Record set —
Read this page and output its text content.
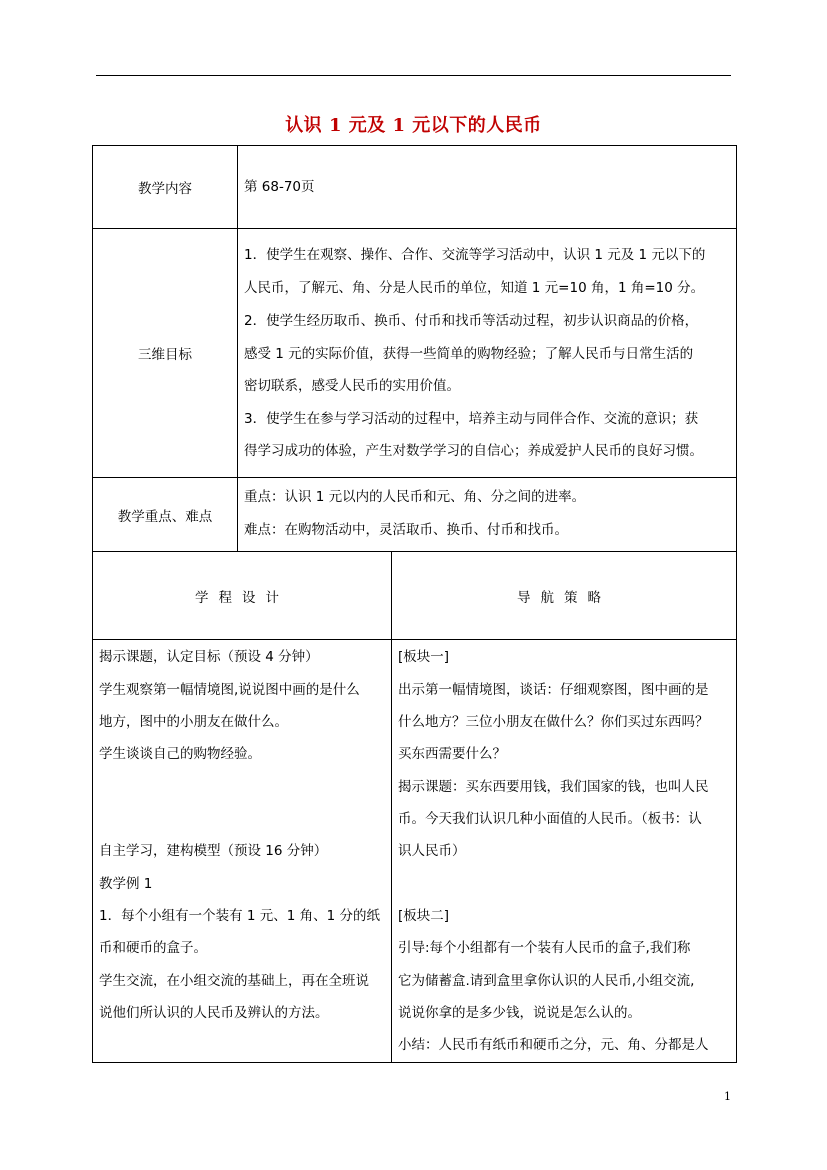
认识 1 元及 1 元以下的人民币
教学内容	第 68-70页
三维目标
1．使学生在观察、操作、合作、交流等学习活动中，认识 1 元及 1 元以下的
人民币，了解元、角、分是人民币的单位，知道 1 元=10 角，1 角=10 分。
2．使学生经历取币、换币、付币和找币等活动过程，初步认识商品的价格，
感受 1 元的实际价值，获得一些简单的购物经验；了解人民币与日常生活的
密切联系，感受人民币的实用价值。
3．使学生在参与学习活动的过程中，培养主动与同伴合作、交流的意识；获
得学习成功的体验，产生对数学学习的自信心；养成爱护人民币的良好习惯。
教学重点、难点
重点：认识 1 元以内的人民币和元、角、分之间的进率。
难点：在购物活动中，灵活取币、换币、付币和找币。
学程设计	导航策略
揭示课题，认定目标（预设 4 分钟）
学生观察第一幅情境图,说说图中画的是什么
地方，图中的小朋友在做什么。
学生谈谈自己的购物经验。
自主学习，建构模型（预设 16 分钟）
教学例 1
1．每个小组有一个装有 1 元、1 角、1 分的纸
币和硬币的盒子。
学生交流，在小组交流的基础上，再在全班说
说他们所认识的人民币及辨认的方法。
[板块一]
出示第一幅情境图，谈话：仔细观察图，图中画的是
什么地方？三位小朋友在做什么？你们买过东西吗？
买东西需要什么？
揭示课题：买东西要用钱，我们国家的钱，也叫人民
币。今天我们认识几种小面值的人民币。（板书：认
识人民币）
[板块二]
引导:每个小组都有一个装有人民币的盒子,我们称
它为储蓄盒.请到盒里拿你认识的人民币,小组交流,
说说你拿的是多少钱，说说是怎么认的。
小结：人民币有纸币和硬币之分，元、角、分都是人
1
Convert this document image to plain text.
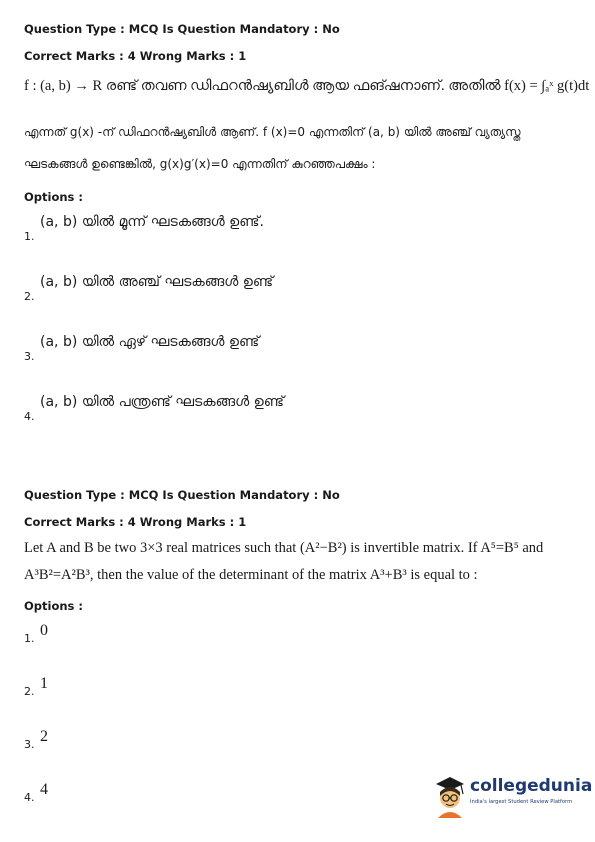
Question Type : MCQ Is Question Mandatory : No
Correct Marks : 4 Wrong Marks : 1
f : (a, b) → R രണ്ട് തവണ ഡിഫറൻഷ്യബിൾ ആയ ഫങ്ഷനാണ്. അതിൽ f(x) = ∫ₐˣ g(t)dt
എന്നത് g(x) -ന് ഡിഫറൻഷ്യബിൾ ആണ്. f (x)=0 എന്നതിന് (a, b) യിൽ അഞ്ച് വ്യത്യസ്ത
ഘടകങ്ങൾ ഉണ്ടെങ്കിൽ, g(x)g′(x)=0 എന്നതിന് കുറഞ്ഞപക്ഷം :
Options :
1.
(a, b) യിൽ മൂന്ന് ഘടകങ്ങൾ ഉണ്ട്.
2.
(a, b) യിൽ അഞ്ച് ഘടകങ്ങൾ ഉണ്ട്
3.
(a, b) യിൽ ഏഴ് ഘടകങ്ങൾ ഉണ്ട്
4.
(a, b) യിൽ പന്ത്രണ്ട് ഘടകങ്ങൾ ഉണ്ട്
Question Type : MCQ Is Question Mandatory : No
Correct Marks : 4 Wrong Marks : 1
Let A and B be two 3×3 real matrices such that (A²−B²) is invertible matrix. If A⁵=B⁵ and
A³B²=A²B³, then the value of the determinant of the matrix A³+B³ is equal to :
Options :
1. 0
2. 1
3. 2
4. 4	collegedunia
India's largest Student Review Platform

Set task —
Except for the pictures, reproduce every line exactly.

Complete output —
Read this page and output its text content.
认识 1 元及 1 元以下的人民币
教学内容	第 68-70页
三维目标
1．使学生在观察、操作、合作、交流等学习活动中，认识 1 元及 1 元以下的
人民币，了解元、角、分是人民币的单位，知道 1 元=10 角，1 角=10 分。
2．使学生经历取币、换币、付币和找币等活动过程，初步认识商品的价格，
感受 1 元的实际价值，获得一些简单的购物经验；了解人民币与日常生活的
密切联系，感受人民币的实用价值。
3．使学生在参与学习活动的过程中，培养主动与同伴合作、交流的意识；获
得学习成功的体验，产生对数学学习的自信心；养成爱护人民币的良好习惯。
教学重点、难点
重点：认识 1 元以内的人民币和元、角、分之间的进率。
难点：在购物活动中，灵活取币、换币、付币和找币。
学程设计	导航策略
揭示课题，认定目标（预设 4 分钟）
学生观察第一幅情境图,说说图中画的是什么
地方，图中的小朋友在做什么。
学生谈谈自己的购物经验。
自主学习，建构模型（预设 16 分钟）
教学例 1
1．每个小组有一个装有 1 元、1 角、1 分的纸
币和硬币的盒子。
学生交流，在小组交流的基础上，再在全班说
说他们所认识的人民币及辨认的方法。
[板块一]
出示第一幅情境图，谈话：仔细观察图，图中画的是
什么地方？三位小朋友在做什么？你们买过东西吗？
买东西需要什么？
揭示课题：买东西要用钱，我们国家的钱，也叫人民
币。今天我们认识几种小面值的人民币。（板书：认
识人民币）
[板块二]
引导:每个小组都有一个装有人民币的盒子,我们称
它为储蓄盒.请到盒里拿你认识的人民币,小组交流,
说说你拿的是多少钱，说说是怎么认的。
小结：人民币有纸币和硬币之分，元、角、分都是人
1
Convert this document image to plain text.
Question Type : MCQ Is Question Mandatory : No
Correct Marks : 4 Wrong Marks : 1
f : (a, b) → R രണ്ട് തവണ ഡിഫറൻഷ്യബിൾ ആയ ഫങ്ഷനാണ്. അതിൽ f(x) = ∫ₐˣ g(t)dt
എന്നത് g(x) -ന് ഡിഫറൻഷ്യബിൾ ആണ്. f (x)=0 എന്നതിന് (a, b) യിൽ അഞ്ച് വ്യത്യസ്ത
ഘടകങ്ങൾ ഉണ്ടെങ്കിൽ, g(x)g′(x)=0 എന്നതിന് കുറഞ്ഞപക്ഷം :
Options :
1.
(a, b) യിൽ മൂന്ന് ഘടകങ്ങൾ ഉണ്ട്.
2.
(a, b) യിൽ അഞ്ച് ഘടകങ്ങൾ ഉണ്ട്
3.
(a, b) യിൽ ഏഴ് ഘടകങ്ങൾ ഉണ്ട്
4.
(a, b) യിൽ പന്ത്രണ്ട് ഘടകങ്ങൾ ഉണ്ട്
Question Type : MCQ Is Question Mandatory : No
Correct Marks : 4 Wrong Marks : 1
Let A and B be two 3×3 real matrices such that (A²−B²) is invertible matrix. If A⁵=B⁵ and
A³B²=A²B³, then the value of the determinant of the matrix A³+B³ is equal to :
Options :
1. 0
2. 1
3. 2
4. 4	collegedunia
India's largest Student Review Platform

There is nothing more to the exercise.